YOUR TASKS:
**A)** Determine whether each statement agrees with the satori excerpt below: (i) the speaker had the satori moment while still recording the stream; (ii) Camus is credited with saying that one must imagine Sisyphus happy; (iii) the speaker considers walking down the hill more fun than pushing the rock up it. Answer yes or no for each and quote the words of the excerpt that decide it.
**B)** According to the satori excerpt below, from which piece, and from which date, was it taken?
**C)** Duplicate the passage of the satori excerpt below, starting at "Matt Christman on" and ending at "blah-blah-blah—I was there.".

TEXT SEGMENT start

Matt Christman on his satori moment and prestige TV
Excerpted from “Better Call Saul? More Like Worse Write, Paul,” April 26, 2020, and lightly edited for clarity and brevity.
Hello friends. So yesterday—I don’t know if anyone watched the stream I did yesterday—I was kind of tripping balls. And at the end of it, after I finished recording, I sat in my little back area, my little fenced-in area, and I looked up at the sky for a while. And wouldn’t you know it, I ended up having one of those legitimate, full-blown satori moments. Actual enlightenment, actual transcendence, like bloop. One second, one with the universe. Whatever you want to call it—ego death, blah-blah-blah—I was there.
I had a moment of complete identification and oneness with the universe, and then of course, the second it was over, I came back into my body and became reincarnated, reembodied as me. And of course, I started falling away from that moment as the rock started rolling back down the hill. I was Sisyphus, and I got to walk down it. And the thing about Sisyphus is, Camus says you must imagine Sisyphus happy. That’s one of those things that just sounds like a zen koan
I understand it now, because happy Sisyphus is the one who gets to the top of the hill as often as possible because being on the top of the hill is fun, and walking down the hill—it's not as fun as being on the top of the hill but it's a lot more fun than pushing the goddamn rock up the hill. So you just gotta increase the circuits. You can't keep pushing the boulder up one long gradient, which is what most people do and what we're cursed to do because of our material realities that constrain us and chain us . . . .

TEXT SEGMENT end
EXTRACTED MATERIAL start

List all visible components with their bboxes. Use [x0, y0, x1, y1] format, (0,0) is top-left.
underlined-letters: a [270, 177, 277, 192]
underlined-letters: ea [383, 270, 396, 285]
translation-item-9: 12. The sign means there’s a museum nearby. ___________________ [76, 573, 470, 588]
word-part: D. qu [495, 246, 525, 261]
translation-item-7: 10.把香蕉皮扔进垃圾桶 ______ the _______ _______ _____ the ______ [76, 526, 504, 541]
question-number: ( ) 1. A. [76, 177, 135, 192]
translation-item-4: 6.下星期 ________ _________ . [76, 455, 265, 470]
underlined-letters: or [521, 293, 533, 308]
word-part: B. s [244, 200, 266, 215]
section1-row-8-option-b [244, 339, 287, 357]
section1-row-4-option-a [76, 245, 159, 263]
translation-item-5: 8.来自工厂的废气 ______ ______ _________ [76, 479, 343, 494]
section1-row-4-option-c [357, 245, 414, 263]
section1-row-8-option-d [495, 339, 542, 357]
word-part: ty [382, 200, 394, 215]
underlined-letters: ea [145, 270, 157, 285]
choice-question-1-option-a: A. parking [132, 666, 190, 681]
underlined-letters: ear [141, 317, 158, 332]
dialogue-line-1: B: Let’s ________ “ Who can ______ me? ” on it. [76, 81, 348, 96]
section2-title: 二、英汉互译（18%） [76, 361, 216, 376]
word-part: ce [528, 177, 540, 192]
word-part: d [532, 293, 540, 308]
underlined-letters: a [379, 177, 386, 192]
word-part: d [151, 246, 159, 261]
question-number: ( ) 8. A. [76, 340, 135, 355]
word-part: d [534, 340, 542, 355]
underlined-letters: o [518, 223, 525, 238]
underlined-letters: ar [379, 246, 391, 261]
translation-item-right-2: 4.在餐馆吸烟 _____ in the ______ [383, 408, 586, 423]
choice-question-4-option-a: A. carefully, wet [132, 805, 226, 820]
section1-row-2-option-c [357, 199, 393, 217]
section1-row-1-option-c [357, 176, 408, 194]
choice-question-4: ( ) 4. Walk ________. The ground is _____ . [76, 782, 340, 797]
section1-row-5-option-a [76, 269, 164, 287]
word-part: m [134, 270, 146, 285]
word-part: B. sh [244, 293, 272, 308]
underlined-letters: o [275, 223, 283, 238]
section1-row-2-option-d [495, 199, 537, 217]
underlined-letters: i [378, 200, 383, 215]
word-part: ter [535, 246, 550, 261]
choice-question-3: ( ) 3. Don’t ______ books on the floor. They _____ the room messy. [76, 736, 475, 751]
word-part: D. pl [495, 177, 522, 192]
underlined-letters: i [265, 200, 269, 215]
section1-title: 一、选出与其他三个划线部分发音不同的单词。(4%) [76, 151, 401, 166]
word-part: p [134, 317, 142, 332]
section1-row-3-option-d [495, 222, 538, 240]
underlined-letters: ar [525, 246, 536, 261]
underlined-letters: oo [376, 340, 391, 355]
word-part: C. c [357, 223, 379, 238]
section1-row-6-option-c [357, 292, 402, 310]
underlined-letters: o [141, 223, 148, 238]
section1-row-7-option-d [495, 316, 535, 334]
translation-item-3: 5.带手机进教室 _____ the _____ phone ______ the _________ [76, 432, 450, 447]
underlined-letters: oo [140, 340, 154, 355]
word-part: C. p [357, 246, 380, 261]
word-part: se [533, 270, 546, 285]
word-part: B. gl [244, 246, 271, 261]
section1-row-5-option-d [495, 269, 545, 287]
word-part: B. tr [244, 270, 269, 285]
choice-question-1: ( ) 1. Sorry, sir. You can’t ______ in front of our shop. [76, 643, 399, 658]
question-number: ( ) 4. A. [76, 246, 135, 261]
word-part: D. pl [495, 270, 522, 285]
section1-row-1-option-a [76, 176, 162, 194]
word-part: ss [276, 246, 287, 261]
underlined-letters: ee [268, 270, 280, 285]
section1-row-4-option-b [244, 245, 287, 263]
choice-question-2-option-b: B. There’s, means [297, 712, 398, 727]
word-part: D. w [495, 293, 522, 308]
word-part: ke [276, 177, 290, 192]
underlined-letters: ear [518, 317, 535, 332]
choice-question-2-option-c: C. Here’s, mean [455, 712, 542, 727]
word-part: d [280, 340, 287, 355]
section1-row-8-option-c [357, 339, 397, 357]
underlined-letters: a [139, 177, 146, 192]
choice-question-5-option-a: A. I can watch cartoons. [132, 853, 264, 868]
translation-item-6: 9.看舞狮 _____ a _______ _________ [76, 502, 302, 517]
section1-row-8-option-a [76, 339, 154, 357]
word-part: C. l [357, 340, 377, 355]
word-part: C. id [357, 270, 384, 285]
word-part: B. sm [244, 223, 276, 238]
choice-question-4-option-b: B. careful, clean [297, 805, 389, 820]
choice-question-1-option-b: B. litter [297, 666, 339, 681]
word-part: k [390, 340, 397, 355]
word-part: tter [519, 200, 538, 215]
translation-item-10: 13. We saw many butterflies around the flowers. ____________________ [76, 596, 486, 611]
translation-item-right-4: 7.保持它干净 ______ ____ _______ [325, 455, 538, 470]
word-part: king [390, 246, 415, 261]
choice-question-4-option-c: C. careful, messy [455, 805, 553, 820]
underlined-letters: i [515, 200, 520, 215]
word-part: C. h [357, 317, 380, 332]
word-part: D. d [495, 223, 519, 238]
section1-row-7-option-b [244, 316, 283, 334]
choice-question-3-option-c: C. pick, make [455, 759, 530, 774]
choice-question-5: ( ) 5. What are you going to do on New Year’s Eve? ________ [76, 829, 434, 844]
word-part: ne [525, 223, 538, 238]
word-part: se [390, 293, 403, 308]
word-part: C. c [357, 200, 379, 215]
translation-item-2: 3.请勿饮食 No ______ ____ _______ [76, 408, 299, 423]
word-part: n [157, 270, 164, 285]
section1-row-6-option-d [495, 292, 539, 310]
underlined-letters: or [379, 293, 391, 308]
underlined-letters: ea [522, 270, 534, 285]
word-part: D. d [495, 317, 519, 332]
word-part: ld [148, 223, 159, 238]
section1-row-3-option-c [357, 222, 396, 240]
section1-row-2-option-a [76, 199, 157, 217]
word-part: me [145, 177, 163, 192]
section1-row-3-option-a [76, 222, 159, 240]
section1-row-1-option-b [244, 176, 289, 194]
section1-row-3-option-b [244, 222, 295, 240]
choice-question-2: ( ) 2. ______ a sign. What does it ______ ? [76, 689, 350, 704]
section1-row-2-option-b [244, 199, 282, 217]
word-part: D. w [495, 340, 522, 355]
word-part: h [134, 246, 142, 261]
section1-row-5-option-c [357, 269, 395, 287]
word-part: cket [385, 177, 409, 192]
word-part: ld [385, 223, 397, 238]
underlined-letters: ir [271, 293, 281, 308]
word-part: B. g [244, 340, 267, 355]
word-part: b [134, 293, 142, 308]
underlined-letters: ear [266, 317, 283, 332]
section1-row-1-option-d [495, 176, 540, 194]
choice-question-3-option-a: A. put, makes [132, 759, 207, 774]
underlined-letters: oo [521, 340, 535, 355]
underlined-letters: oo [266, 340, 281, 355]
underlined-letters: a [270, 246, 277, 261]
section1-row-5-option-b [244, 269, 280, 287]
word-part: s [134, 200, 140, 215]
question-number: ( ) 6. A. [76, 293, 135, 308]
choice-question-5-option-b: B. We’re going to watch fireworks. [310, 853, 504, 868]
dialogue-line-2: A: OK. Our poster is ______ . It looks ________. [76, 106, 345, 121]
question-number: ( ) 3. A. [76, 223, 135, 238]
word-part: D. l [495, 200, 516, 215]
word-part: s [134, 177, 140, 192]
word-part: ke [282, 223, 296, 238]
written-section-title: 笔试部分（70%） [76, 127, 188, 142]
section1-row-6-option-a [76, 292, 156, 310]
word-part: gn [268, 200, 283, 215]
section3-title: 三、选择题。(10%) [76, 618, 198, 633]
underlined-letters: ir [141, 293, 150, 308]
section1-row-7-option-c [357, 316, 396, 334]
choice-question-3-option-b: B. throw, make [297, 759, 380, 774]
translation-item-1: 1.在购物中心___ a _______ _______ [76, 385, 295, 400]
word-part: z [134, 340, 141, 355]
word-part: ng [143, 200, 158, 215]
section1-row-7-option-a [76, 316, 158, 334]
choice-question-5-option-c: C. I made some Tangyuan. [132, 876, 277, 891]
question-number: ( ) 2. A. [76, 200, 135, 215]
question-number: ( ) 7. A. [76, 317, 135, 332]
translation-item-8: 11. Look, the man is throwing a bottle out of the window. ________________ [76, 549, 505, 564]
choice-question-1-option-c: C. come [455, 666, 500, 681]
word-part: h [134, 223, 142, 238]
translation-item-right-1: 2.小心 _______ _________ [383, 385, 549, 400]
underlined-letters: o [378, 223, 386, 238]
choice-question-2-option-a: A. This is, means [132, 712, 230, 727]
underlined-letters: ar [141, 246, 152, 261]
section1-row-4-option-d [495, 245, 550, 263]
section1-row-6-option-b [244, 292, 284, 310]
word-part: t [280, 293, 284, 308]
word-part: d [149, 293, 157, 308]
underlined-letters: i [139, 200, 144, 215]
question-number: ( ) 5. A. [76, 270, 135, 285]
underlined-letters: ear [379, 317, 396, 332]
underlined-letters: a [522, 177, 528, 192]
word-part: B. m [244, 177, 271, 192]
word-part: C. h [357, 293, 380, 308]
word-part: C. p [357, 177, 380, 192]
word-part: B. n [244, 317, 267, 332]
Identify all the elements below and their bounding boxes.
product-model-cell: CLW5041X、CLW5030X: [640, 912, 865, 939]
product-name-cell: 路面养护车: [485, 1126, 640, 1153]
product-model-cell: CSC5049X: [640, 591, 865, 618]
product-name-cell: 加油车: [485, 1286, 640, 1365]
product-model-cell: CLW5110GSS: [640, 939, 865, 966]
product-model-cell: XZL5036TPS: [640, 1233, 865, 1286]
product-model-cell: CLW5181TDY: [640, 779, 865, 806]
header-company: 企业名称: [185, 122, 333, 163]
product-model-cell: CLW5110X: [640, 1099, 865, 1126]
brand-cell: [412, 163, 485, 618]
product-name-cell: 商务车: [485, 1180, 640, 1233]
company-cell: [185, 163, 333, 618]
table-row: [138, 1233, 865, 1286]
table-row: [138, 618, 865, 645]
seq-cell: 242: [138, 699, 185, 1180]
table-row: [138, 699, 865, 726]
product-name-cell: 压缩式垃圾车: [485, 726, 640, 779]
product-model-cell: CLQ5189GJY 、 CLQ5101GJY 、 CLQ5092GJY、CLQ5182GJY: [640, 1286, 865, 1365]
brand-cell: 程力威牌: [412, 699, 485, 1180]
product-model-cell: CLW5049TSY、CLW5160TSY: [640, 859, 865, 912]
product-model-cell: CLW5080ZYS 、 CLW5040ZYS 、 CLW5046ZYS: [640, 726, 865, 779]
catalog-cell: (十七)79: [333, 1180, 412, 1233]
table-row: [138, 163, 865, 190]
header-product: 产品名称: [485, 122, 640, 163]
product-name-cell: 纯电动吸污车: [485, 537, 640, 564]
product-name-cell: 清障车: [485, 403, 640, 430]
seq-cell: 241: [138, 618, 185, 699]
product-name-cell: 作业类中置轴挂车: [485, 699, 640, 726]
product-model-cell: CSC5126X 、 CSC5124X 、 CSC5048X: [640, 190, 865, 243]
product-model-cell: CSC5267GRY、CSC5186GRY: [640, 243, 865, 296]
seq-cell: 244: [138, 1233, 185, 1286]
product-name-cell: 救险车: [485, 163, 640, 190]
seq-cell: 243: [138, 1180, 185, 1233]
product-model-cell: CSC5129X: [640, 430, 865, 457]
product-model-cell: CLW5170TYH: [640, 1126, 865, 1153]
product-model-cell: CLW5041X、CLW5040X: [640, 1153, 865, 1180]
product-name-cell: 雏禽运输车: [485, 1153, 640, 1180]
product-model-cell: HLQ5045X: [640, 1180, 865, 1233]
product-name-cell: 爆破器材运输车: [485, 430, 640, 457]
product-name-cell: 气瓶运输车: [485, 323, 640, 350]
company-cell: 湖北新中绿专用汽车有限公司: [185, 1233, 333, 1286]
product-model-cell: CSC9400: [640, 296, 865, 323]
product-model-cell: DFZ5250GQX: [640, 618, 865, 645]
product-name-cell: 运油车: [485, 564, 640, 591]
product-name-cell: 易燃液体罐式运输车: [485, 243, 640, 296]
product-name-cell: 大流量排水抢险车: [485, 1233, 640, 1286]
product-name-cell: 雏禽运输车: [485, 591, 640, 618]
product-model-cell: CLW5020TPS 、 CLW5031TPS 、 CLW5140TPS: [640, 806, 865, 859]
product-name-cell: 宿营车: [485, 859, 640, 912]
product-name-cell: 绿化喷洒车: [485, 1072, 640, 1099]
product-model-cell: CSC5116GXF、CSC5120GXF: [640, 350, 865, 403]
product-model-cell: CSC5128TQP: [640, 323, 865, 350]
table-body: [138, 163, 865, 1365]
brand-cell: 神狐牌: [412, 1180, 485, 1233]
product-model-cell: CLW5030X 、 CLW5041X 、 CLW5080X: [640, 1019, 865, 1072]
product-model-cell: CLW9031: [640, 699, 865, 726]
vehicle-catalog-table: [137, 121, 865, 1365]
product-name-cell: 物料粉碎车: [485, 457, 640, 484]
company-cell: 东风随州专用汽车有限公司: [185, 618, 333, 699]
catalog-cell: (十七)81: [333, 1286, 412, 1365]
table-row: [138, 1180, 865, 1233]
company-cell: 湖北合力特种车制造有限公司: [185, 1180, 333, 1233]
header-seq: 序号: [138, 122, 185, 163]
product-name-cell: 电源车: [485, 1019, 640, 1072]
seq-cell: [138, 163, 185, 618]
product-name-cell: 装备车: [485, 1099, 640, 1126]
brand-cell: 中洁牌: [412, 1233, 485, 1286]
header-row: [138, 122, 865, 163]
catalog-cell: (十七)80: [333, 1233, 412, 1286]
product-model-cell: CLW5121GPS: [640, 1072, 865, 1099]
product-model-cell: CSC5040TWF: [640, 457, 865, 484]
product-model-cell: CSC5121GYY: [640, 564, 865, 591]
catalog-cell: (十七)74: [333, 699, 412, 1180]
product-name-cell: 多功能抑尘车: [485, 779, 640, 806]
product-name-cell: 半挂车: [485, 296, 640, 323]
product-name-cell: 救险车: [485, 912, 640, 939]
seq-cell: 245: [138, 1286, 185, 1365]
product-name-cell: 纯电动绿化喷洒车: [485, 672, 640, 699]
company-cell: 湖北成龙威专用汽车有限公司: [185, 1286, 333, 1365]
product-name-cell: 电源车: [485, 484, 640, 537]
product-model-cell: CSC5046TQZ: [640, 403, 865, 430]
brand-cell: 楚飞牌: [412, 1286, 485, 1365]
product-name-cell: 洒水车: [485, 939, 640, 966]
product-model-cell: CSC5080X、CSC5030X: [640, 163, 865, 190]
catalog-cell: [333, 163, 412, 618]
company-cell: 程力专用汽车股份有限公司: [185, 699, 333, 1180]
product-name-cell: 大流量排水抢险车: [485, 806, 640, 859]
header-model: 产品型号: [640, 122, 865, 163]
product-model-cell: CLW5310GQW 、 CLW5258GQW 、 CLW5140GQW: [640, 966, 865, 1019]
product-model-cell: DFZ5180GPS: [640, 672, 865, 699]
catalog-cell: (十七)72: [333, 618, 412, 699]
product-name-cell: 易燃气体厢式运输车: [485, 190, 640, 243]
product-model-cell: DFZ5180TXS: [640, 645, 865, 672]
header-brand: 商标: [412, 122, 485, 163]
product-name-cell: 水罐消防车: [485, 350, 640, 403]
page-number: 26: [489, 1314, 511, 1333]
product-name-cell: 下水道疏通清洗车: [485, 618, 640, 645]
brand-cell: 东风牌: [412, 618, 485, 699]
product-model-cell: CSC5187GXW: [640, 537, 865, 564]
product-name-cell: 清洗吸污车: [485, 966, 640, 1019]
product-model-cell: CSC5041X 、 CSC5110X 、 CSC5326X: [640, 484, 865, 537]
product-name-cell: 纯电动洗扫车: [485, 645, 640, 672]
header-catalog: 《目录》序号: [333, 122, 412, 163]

EXTRACTED MATERIAL end

TASK-BY-TASK SOLUTIONS:
**A)**
(i) No. "after I finished recording, I sat in my little back area"
(ii) Yes. "Camus says you must imagine Sisyphus happy."
(iii) Yes. "it's a lot more fun than pushing the goddamn rock up the hill"

**B)** It was excerpted from "Better Call Saul? More Like Worse Write, Paul," dated April 26, 2020.

**C)**
Matt Christman on his satori moment and prestige TV
Excerpted from “Better Call Saul? More Like Worse Write, Paul,” April 26, 2020, and lightly edited for clarity and brevity.
Hello friends. So yesterday—I don’t know if anyone watched the stream I did yesterday—I was kind of tripping balls. And at the end of it, after I finished recording, I sat in my little back area, my little fenced-in area, and I looked up at the sky for a while. And wouldn’t you know it, I ended up having one of those legitimate, full-blown satori moments. Actual enlightenment, actual transcendence, like bloop. One second, one with the universe. Whatever you want to call it—ego death, blah-blah-blah—I was there.